Your goal —
Could you write out every record below exactly, leaving out any pictures?

Records for this task —
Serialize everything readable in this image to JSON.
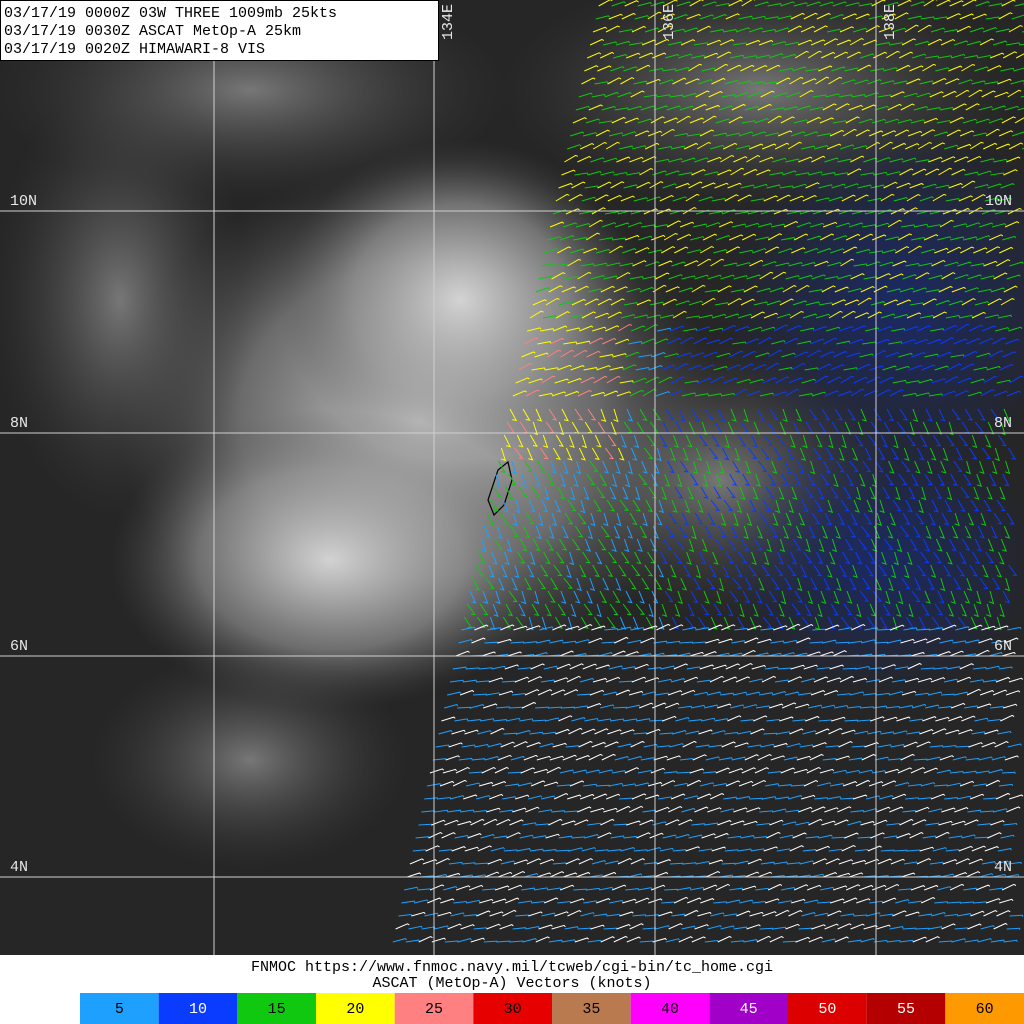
{
  "header": {
    "lines": [
      "03/17/19 0000Z  03W THREE 1009mb 25kts",
      "03/17/19 0030Z  ASCAT MetOp-A 25km",
      "03/17/19 0020Z  HIMAWARI-8 VIS"
    ]
  },
  "grid": {
    "longitude_labels": [
      "134E",
      "136E",
      "138E"
    ],
    "latitude_labels": [
      "10N",
      "8N",
      "6N",
      "4N"
    ]
  },
  "footer": {
    "source": "FNMOC https://www.fnmoc.navy.mil/tcweb/cgi-bin/tc_home.cgi",
    "legend_title": "ASCAT (MetOp-A) Vectors (knots)"
  },
  "legend": [
    {
      "value": 5,
      "color": "#1ea0ff"
    },
    {
      "value": 10,
      "color": "#0a3cff"
    },
    {
      "value": 15,
      "color": "#10c810"
    },
    {
      "value": 20,
      "color": "#ffff00"
    },
    {
      "value": 25,
      "color": "#ff8080"
    },
    {
      "value": 30,
      "color": "#e60000"
    },
    {
      "value": 35,
      "color": "#b97a50"
    },
    {
      "value": 40,
      "color": "#ff00ff"
    },
    {
      "value": 45,
      "color": "#a000c8"
    },
    {
      "value": 50,
      "color": "#dc0000"
    },
    {
      "value": 55,
      "color": "#b40000"
    },
    {
      "value": 60,
      "color": "#ff9900"
    }
  ]
}
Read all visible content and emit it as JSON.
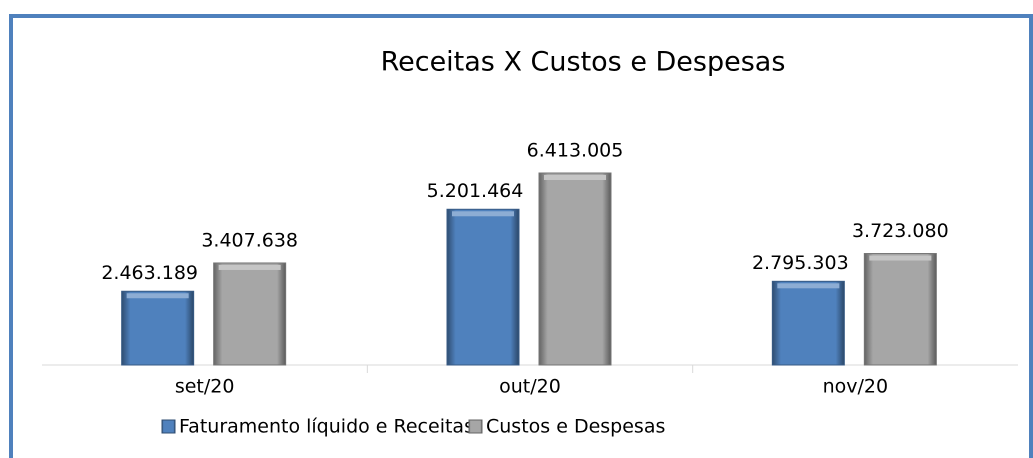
{
  "chart_data": {
    "type": "bar",
    "title": "Receitas X Custos e Despesas",
    "categories": [
      "set/20",
      "out/20",
      "nov/20"
    ],
    "series": [
      {
        "name": "Faturamento líquido e Receitas",
        "color": "#4f81bd",
        "values": [
          2463189,
          5201464,
          2795303
        ],
        "value_labels": [
          "2.463.189",
          "5.201.464",
          "2.795.303"
        ]
      },
      {
        "name": "Custos e Despesas",
        "color": "#a6a6a6",
        "values": [
          3407638,
          6413005,
          3723080
        ],
        "value_labels": [
          "3.407.638",
          "6.413.005",
          "3.723.080"
        ]
      }
    ],
    "legend": "bottom"
  }
}
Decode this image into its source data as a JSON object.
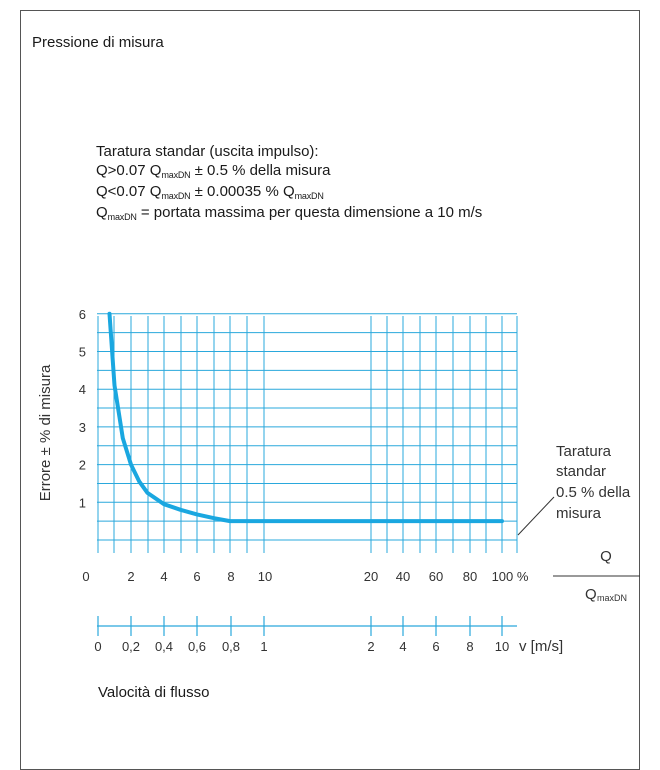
{
  "page_title": "Pressione di misura",
  "calibration": {
    "heading": "Taratura standar (uscita impulso):",
    "line1_prefix": "Q>0.07 Q",
    "line1_sub": "maxDN",
    "line1_suffix": "± 0.5 % della misura",
    "line2_prefix": "Q<0.07 Q",
    "line2_sub": "maxDN",
    "line2_mid": "± 0.00035 % Q",
    "line2_sub2": "maxDN",
    "line3_prefix": "Q",
    "line3_sub": "maxDN",
    "line3_suffix": " = portata massima per questa dimensione a 10 m/s"
  },
  "footer_label": "Valocità di flusso",
  "chart_data": {
    "type": "line",
    "ylabel": "Errore ± % di misura",
    "y_ticks": [
      "1",
      "2",
      "3",
      "4",
      "5",
      "6"
    ],
    "ylim": [
      0,
      6
    ],
    "x_percent_ticks": [
      "0",
      "2",
      "4",
      "6",
      "8",
      "10",
      "20",
      "40",
      "60",
      "80",
      "100 %"
    ],
    "x_velocity_ticks": [
      "0",
      "0,2",
      "0,4",
      "0,6",
      "0,8",
      "1",
      "2",
      "4",
      "6",
      "8",
      "10"
    ],
    "x_velocity_unit": "v [m/s]",
    "ratio_label": {
      "numerator": "Q",
      "denominator": "Q",
      "denominator_sub": "maxDN"
    },
    "annotation": [
      "Taratura",
      "standar",
      "0.5 % della",
      "misura"
    ],
    "grid": true,
    "series": [
      {
        "x_percent": [
          0.7,
          1,
          1.5,
          2,
          2.5,
          3,
          4,
          5,
          6,
          7,
          8,
          10,
          20,
          40,
          60,
          80,
          100
        ],
        "values": [
          6,
          4.1,
          2.7,
          2.0,
          1.55,
          1.25,
          0.95,
          0.8,
          0.68,
          0.58,
          0.5,
          0.5,
          0.5,
          0.5,
          0.5,
          0.5,
          0.5
        ]
      }
    ],
    "colors": {
      "grid": "#2aa8dc",
      "curve": "#1aa7e0",
      "axis": "#333333"
    }
  }
}
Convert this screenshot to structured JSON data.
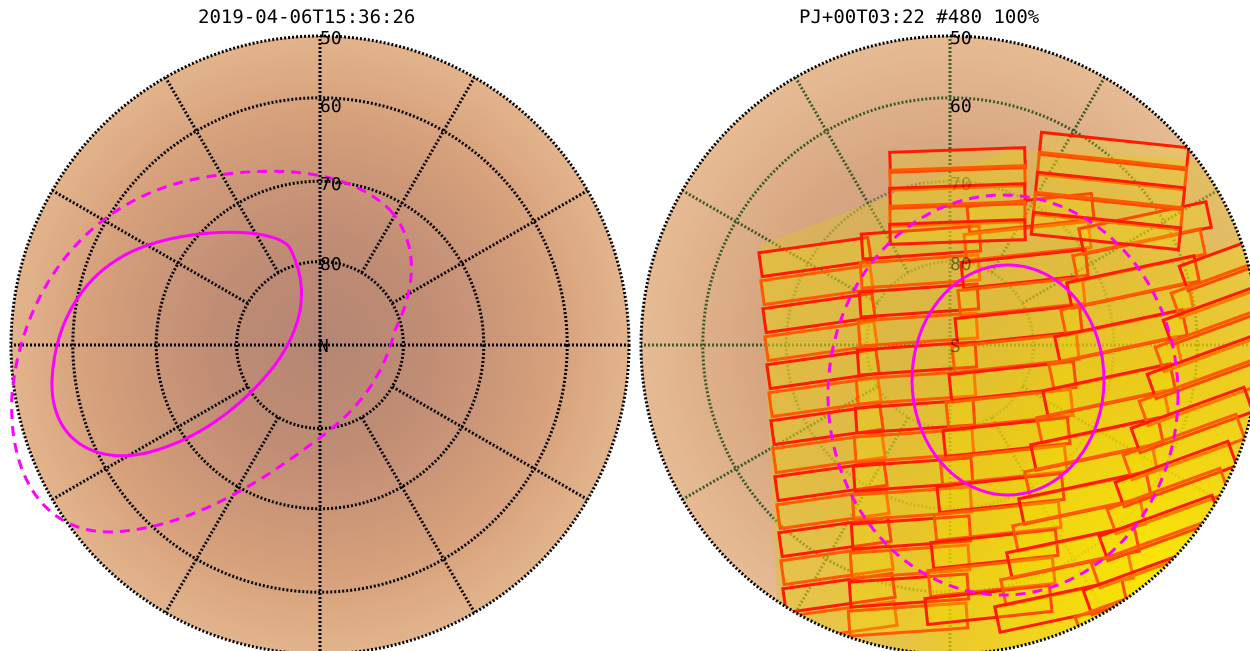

Reply —
Serialize everything readable in this image to JSON.
{
  "header": {
    "lines": [
      "03/17/19 0000Z  03W THREE 1009mb 25kts",
      "03/17/19 0030Z  ASCAT MetOp-A 25km",
      "03/17/19 0020Z  HIMAWARI-8 VIS"
    ]
  },
  "grid": {
    "longitude_labels": [
      "134E",
      "136E",
      "138E"
    ],
    "latitude_labels": [
      "10N",
      "8N",
      "6N",
      "4N"
    ]
  },
  "footer": {
    "source": "FNMOC https://www.fnmoc.navy.mil/tcweb/cgi-bin/tc_home.cgi",
    "legend_title": "ASCAT (MetOp-A) Vectors (knots)"
  },
  "legend": [
    {
      "value": 5,
      "color": "#1ea0ff"
    },
    {
      "value": 10,
      "color": "#0a3cff"
    },
    {
      "value": 15,
      "color": "#10c810"
    },
    {
      "value": 20,
      "color": "#ffff00"
    },
    {
      "value": 25,
      "color": "#ff8080"
    },
    {
      "value": 30,
      "color": "#e60000"
    },
    {
      "value": 35,
      "color": "#b97a50"
    },
    {
      "value": 40,
      "color": "#ff00ff"
    },
    {
      "value": 45,
      "color": "#a000c8"
    },
    {
      "value": 50,
      "color": "#dc0000"
    },
    {
      "value": 55,
      "color": "#b40000"
    },
    {
      "value": 60,
      "color": "#ff9900"
    }
  ]
}
Read all visible content and emit it as JSON.
{
  "chart_data": {
    "type": "bar",
    "title": "Receitas X Custos e Despesas",
    "categories": [
      "set/20",
      "out/20",
      "nov/20"
    ],
    "series": [
      {
        "name": "Faturamento líquido e Receitas",
        "color": "#4f81bd",
        "values": [
          2463189,
          5201464,
          2795303
        ],
        "value_labels": [
          "2.463.189",
          "5.201.464",
          "2.795.303"
        ]
      },
      {
        "name": "Custos e Despesas",
        "color": "#a6a6a6",
        "values": [
          3407638,
          6413005,
          3723080
        ],
        "value_labels": [
          "3.407.638",
          "6.413.005",
          "3.723.080"
        ]
      }
    ],
    "legend": "bottom"
  }
}
Decode this image into its source data as a JSON object.
{
  "page_title": "Pressione di misura",
  "calibration": {
    "heading": "Taratura standar (uscita impulso):",
    "line1_prefix": "Q>0.07 Q",
    "line1_sub": "maxDN",
    "line1_suffix": "± 0.5 % della misura",
    "line2_prefix": "Q<0.07 Q",
    "line2_sub": "maxDN",
    "line2_mid": "± 0.00035 % Q",
    "line2_sub2": "maxDN",
    "line3_prefix": "Q",
    "line3_sub": "maxDN",
    "line3_suffix": " = portata massima per questa dimensione a 10 m/s"
  },
  "footer_label": "Valocità di flusso",
  "chart_data": {
    "type": "line",
    "ylabel": "Errore ± % di misura",
    "y_ticks": [
      "1",
      "2",
      "3",
      "4",
      "5",
      "6"
    ],
    "ylim": [
      0,
      6
    ],
    "x_percent_ticks": [
      "0",
      "2",
      "4",
      "6",
      "8",
      "10",
      "20",
      "40",
      "60",
      "80",
      "100 %"
    ],
    "x_velocity_ticks": [
      "0",
      "0,2",
      "0,4",
      "0,6",
      "0,8",
      "1",
      "2",
      "4",
      "6",
      "8",
      "10"
    ],
    "x_velocity_unit": "v [m/s]",
    "ratio_label": {
      "numerator": "Q",
      "denominator": "Q",
      "denominator_sub": "maxDN"
    },
    "annotation": [
      "Taratura",
      "standar",
      "0.5 % della",
      "misura"
    ],
    "grid": true,
    "series": [
      {
        "x_percent": [
          0.7,
          1,
          1.5,
          2,
          2.5,
          3,
          4,
          5,
          6,
          7,
          8,
          10,
          20,
          40,
          60,
          80,
          100
        ],
        "values": [
          6,
          4.1,
          2.7,
          2.0,
          1.55,
          1.25,
          0.95,
          0.8,
          0.68,
          0.58,
          0.5,
          0.5,
          0.5,
          0.5,
          0.5,
          0.5,
          0.5
        ]
      }
    ],
    "colors": {
      "grid": "#2aa8dc",
      "curve": "#1aa7e0",
      "axis": "#333333"
    }
  }
}
Convert this screenshot to structured JSON data.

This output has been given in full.